* The exercise
Leave out the images and repeat the listing below without a single change.

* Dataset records
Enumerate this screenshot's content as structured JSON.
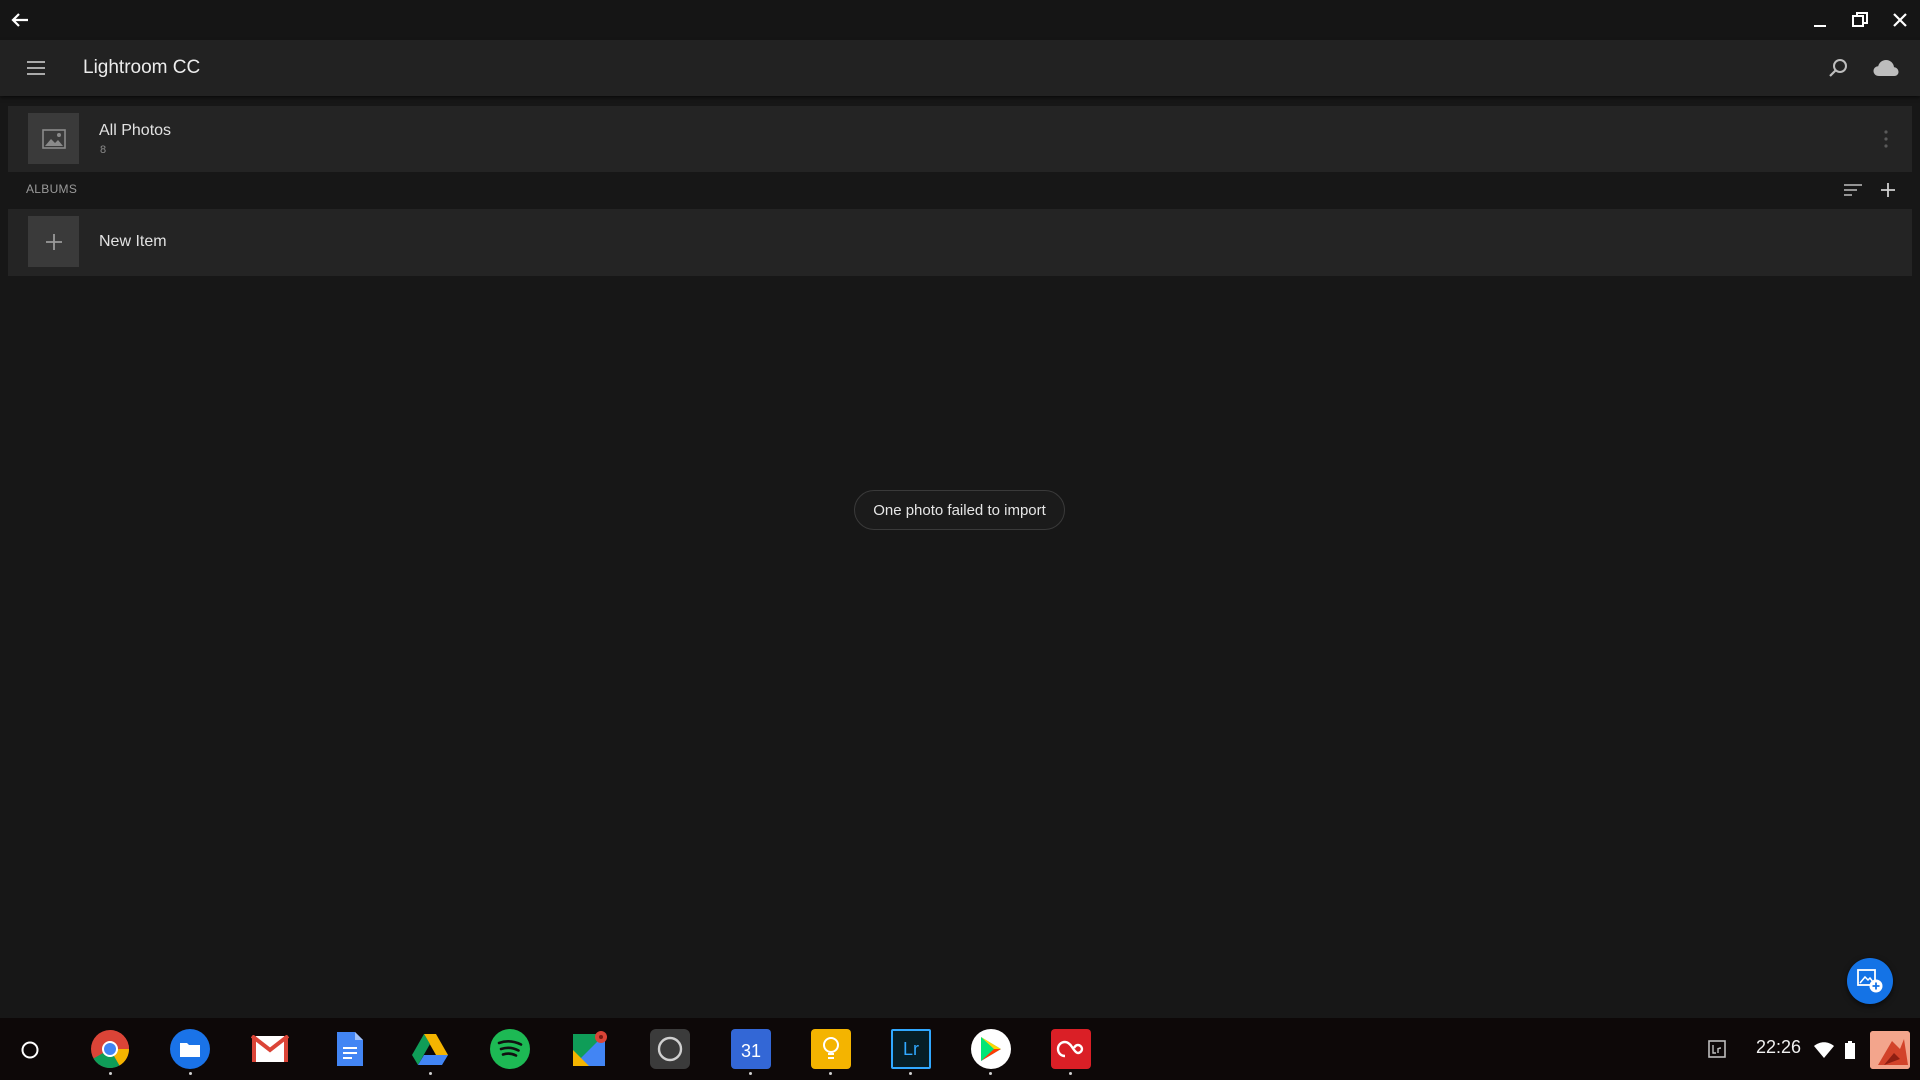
{
  "window": {
    "title": "Lightroom CC"
  },
  "library": {
    "all_photos": {
      "label": "All Photos",
      "count": "8"
    },
    "albums_header": "ALBUMS",
    "new_item_label": "New Item"
  },
  "toast": {
    "message": "One photo failed to import"
  },
  "taskbar": {
    "clock": "22:26",
    "calendar_day": "31",
    "lr_label": "Lr",
    "apps": [
      "launcher",
      "chrome",
      "files",
      "gmail",
      "docs",
      "drive",
      "spotify",
      "maps",
      "camera",
      "calendar",
      "keep",
      "lightroom",
      "play-store",
      "creative-cloud"
    ]
  },
  "colors": {
    "accent": "#1473e6",
    "background": "#171717",
    "appbar": "#222222"
  }
}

* The completed task
Enumerate this screenshot's content as structured JSON.
{
  "window": {
    "title": "Lightroom CC"
  },
  "library": {
    "all_photos": {
      "label": "All Photos",
      "count": "8"
    },
    "albums_header": "ALBUMS",
    "new_item_label": "New Item"
  },
  "toast": {
    "message": "One photo failed to import"
  },
  "taskbar": {
    "clock": "22:26",
    "calendar_day": "31",
    "lr_label": "Lr",
    "apps": [
      "launcher",
      "chrome",
      "files",
      "gmail",
      "docs",
      "drive",
      "spotify",
      "maps",
      "camera",
      "calendar",
      "keep",
      "lightroom",
      "play-store",
      "creative-cloud"
    ]
  },
  "colors": {
    "accent": "#1473e6",
    "background": "#171717",
    "appbar": "#222222"
  }
}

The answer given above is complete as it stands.